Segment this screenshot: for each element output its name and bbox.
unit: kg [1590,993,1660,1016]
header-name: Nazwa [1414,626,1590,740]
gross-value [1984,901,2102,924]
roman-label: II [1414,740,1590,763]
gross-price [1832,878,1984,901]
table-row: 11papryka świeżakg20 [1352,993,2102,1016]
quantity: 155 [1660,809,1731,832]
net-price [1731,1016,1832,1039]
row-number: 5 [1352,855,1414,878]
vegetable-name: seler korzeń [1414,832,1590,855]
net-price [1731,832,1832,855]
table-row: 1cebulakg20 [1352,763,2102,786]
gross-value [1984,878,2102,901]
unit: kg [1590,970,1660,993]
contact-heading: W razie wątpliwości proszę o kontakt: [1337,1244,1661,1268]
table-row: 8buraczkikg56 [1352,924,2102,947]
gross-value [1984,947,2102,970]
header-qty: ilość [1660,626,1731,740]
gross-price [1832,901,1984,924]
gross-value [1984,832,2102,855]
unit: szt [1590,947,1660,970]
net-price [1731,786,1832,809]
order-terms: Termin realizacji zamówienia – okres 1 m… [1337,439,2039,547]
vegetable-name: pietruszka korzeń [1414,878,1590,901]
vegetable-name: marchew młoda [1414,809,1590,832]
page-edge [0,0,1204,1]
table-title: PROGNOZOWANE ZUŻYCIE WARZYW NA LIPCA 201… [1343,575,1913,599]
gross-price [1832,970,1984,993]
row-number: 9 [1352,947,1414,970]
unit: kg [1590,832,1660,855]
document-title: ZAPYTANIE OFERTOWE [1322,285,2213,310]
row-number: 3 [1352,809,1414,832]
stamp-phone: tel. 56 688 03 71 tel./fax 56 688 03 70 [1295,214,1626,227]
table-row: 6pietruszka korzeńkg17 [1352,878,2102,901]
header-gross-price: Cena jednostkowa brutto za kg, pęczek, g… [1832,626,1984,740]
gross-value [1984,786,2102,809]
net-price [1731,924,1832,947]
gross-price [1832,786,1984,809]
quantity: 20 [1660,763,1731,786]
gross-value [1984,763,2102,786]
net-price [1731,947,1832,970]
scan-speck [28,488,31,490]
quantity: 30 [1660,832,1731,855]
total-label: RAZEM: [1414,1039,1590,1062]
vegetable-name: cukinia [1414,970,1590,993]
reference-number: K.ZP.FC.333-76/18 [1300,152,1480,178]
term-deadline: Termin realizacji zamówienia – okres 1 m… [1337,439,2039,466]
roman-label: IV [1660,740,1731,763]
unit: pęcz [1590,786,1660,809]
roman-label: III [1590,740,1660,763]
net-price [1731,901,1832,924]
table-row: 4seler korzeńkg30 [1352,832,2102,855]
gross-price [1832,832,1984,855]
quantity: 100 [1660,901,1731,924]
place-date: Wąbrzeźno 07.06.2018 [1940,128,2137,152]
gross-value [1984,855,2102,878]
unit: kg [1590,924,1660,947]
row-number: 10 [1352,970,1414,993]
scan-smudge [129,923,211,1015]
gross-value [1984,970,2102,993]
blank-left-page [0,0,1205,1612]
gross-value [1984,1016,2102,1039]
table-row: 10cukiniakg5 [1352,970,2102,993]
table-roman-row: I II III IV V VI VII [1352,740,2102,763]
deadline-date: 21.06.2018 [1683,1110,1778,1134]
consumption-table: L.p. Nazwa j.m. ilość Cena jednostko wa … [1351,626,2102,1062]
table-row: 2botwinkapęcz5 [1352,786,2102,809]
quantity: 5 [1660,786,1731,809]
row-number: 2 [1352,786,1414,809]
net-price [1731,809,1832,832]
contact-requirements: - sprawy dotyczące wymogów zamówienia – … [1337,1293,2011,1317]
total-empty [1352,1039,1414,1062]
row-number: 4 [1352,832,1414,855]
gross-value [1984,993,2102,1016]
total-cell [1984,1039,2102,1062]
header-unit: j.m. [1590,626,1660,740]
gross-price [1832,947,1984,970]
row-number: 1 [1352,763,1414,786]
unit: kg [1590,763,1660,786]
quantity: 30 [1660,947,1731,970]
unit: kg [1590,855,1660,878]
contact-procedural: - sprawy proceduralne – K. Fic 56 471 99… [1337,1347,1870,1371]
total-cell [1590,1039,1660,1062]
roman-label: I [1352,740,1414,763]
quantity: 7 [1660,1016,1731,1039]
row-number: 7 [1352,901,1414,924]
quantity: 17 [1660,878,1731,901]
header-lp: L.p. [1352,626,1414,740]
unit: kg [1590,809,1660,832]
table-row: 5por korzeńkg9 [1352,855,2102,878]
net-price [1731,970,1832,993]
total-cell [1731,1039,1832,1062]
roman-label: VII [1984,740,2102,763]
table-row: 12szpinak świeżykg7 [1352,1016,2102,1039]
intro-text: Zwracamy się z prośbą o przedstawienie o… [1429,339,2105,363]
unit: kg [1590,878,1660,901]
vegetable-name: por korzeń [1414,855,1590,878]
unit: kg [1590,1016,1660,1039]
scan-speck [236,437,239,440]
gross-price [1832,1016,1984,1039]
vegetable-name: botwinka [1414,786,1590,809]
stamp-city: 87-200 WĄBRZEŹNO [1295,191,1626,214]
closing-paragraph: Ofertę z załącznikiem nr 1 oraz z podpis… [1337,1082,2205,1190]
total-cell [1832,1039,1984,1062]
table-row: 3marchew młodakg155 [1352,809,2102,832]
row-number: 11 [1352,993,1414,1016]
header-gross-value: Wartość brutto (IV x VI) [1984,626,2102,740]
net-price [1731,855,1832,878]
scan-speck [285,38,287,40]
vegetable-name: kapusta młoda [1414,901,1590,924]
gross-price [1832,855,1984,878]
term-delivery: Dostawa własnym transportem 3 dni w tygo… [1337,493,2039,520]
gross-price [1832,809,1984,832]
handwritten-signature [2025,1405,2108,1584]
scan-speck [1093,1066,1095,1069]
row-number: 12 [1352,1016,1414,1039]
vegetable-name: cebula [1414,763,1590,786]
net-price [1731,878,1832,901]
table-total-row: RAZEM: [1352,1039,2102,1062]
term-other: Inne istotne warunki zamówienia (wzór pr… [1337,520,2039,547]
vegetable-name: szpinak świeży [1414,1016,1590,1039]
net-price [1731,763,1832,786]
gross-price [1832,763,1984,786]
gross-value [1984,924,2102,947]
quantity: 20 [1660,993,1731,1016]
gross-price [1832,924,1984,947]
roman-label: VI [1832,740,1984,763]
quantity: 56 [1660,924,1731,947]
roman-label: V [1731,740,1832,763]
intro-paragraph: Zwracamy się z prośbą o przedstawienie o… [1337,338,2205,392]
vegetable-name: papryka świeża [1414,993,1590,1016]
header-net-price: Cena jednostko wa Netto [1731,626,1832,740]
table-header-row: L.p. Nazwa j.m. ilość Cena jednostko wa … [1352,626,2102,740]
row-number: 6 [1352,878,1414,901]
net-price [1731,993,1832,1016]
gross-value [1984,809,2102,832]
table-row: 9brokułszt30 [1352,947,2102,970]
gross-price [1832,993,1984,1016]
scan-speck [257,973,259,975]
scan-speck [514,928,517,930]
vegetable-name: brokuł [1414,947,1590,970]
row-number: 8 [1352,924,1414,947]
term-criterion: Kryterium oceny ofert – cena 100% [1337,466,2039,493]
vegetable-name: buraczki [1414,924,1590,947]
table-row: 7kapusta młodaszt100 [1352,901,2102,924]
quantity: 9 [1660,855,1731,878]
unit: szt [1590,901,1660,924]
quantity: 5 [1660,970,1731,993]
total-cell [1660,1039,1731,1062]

OBJECTIVE:
Copy every one of the rows above back out word for word, with nothing changed, left out, or added.

TASK ANSWER:
Segment this screenshot: for each element output its name and bbox.
unit: kg [1590,993,1660,1016]
header-name: Nazwa [1414,626,1590,740]
gross-value [1984,901,2102,924]
roman-label: II [1414,740,1590,763]
gross-price [1832,878,1984,901]
table-row: 11papryka świeżakg20 [1352,993,2102,1016]
quantity: 155 [1660,809,1731,832]
net-price [1731,1016,1832,1039]
row-number: 5 [1352,855,1414,878]
vegetable-name: seler korzeń [1414,832,1590,855]
net-price [1731,832,1832,855]
table-row: 1cebulakg20 [1352,763,2102,786]
gross-value [1984,878,2102,901]
unit: kg [1590,970,1660,993]
contact-heading: W razie wątpliwości proszę o kontakt: [1337,1244,1661,1268]
table-row: 8buraczkikg56 [1352,924,2102,947]
gross-value [1984,947,2102,970]
header-qty: ilość [1660,626,1731,740]
gross-price [1832,901,1984,924]
gross-value [1984,832,2102,855]
unit: szt [1590,947,1660,970]
net-price [1731,786,1832,809]
order-terms: Termin realizacji zamówienia – okres 1 m… [1337,439,2039,547]
vegetable-name: pietruszka korzeń [1414,878,1590,901]
vegetable-name: marchew młoda [1414,809,1590,832]
page-edge [0,0,1204,1]
table-title: PROGNOZOWANE ZUŻYCIE WARZYW NA LIPCA 201… [1343,575,1913,599]
gross-price [1832,970,1984,993]
row-number: 9 [1352,947,1414,970]
unit: kg [1590,832,1660,855]
document-title: ZAPYTANIE OFERTOWE [1322,285,2213,310]
row-number: 3 [1352,809,1414,832]
stamp-phone: tel. 56 688 03 71 tel./fax 56 688 03 70 [1295,214,1626,227]
table-row: 6pietruszka korzeńkg17 [1352,878,2102,901]
header-gross-price: Cena jednostkowa brutto za kg, pęczek, g… [1832,626,1984,740]
gross-value [1984,786,2102,809]
net-price [1731,924,1832,947]
gross-price [1832,786,1984,809]
quantity: 20 [1660,763,1731,786]
gross-value [1984,763,2102,786]
net-price [1731,947,1832,970]
scan-speck [28,488,31,490]
quantity: 30 [1660,832,1731,855]
total-label: RAZEM: [1414,1039,1590,1062]
vegetable-name: cukinia [1414,970,1590,993]
reference-number: K.ZP.FC.333-76/18 [1300,152,1480,178]
term-deadline: Termin realizacji zamówienia – okres 1 m… [1337,439,2039,466]
roman-label: IV [1660,740,1731,763]
unit: pęcz [1590,786,1660,809]
roman-label: III [1590,740,1660,763]
net-price [1731,901,1832,924]
table-row: 4seler korzeńkg30 [1352,832,2102,855]
gross-price [1832,832,1984,855]
quantity: 100 [1660,901,1731,924]
place-date: Wąbrzeźno 07.06.2018 [1940,128,2137,152]
gross-value [1984,855,2102,878]
unit: kg [1590,924,1660,947]
row-number: 10 [1352,970,1414,993]
scan-smudge [129,923,211,1015]
gross-value [1984,970,2102,993]
blank-left-page [0,0,1205,1612]
gross-value [1984,1016,2102,1039]
table-row: 10cukiniakg5 [1352,970,2102,993]
table-roman-row: I II III IV V VI VII [1352,740,2102,763]
deadline-date: 21.06.2018 [1683,1110,1778,1134]
consumption-table: L.p. Nazwa j.m. ilość Cena jednostko wa … [1351,626,2102,1062]
table-row: 2botwinkapęcz5 [1352,786,2102,809]
quantity: 5 [1660,786,1731,809]
row-number: 2 [1352,786,1414,809]
net-price [1731,809,1832,832]
contact-requirements: - sprawy dotyczące wymogów zamówienia – … [1337,1293,2011,1317]
total-empty [1352,1039,1414,1062]
row-number: 4 [1352,832,1414,855]
gross-value [1984,993,2102,1016]
total-cell [1984,1039,2102,1062]
header-unit: j.m. [1590,626,1660,740]
gross-price [1832,947,1984,970]
row-number: 1 [1352,763,1414,786]
unit: kg [1590,763,1660,786]
quantity: 30 [1660,947,1731,970]
unit: kg [1590,855,1660,878]
contact-procedural: - sprawy proceduralne – K. Fic 56 471 99… [1337,1347,1870,1371]
total-cell [1590,1039,1660,1062]
roman-label: I [1352,740,1414,763]
quantity: 7 [1660,1016,1731,1039]
row-number: 7 [1352,901,1414,924]
quantity: 17 [1660,878,1731,901]
header-lp: L.p. [1352,626,1414,740]
unit: kg [1590,809,1660,832]
table-row: 5por korzeńkg9 [1352,855,2102,878]
net-price [1731,970,1832,993]
total-cell [1731,1039,1832,1062]
roman-label: VII [1984,740,2102,763]
table-row: 12szpinak świeżykg7 [1352,1016,2102,1039]
intro-text: Zwracamy się z prośbą o przedstawienie o… [1429,339,2105,363]
unit: kg [1590,878,1660,901]
vegetable-name: por korzeń [1414,855,1590,878]
unit: kg [1590,1016,1660,1039]
scan-speck [236,437,239,440]
gross-price [1832,1016,1984,1039]
vegetable-name: botwinka [1414,786,1590,809]
stamp-city: 87-200 WĄBRZEŹNO [1295,191,1626,214]
closing-paragraph: Ofertę z załącznikiem nr 1 oraz z podpis… [1337,1082,2205,1190]
total-cell [1832,1039,1984,1062]
table-row: 3marchew młodakg155 [1352,809,2102,832]
row-number: 11 [1352,993,1414,1016]
header-gross-value: Wartość brutto (IV x VI) [1984,626,2102,740]
net-price [1731,855,1832,878]
scan-speck [285,38,287,40]
vegetable-name: kapusta młoda [1414,901,1590,924]
gross-price [1832,855,1984,878]
term-delivery: Dostawa własnym transportem 3 dni w tygo… [1337,493,2039,520]
gross-price [1832,809,1984,832]
handwritten-signature [2025,1405,2108,1584]
scan-speck [1093,1066,1095,1069]
row-number: 12 [1352,1016,1414,1039]
vegetable-name: cebula [1414,763,1590,786]
net-price [1731,878,1832,901]
table-total-row: RAZEM: [1352,1039,2102,1062]
term-other: Inne istotne warunki zamówienia (wzór pr… [1337,520,2039,547]
vegetable-name: szpinak świeży [1414,1016,1590,1039]
net-price [1731,763,1832,786]
gross-price [1832,763,1984,786]
gross-value [1984,924,2102,947]
quantity: 20 [1660,993,1731,1016]
gross-price [1832,924,1984,947]
roman-label: VI [1832,740,1984,763]
quantity: 56 [1660,924,1731,947]
roman-label: V [1731,740,1832,763]
intro-paragraph: Zwracamy się z prośbą o przedstawienie o… [1337,338,2205,392]
vegetable-name: papryka świeża [1414,993,1590,1016]
header-net-price: Cena jednostko wa Netto [1731,626,1832,740]
table-header-row: L.p. Nazwa j.m. ilość Cena jednostko wa … [1352,626,2102,740]
row-number: 6 [1352,878,1414,901]
net-price [1731,993,1832,1016]
gross-value [1984,809,2102,832]
table-row: 9brokułszt30 [1352,947,2102,970]
gross-price [1832,993,1984,1016]
scan-speck [257,973,259,975]
scan-speck [514,928,517,930]
vegetable-name: brokuł [1414,947,1590,970]
row-number: 8 [1352,924,1414,947]
term-criterion: Kryterium oceny ofert – cena 100% [1337,466,2039,493]
vegetable-name: buraczki [1414,924,1590,947]
table-row: 7kapusta młodaszt100 [1352,901,2102,924]
quantity: 9 [1660,855,1731,878]
unit: szt [1590,901,1660,924]
quantity: 5 [1660,970,1731,993]
total-cell [1660,1039,1731,1062]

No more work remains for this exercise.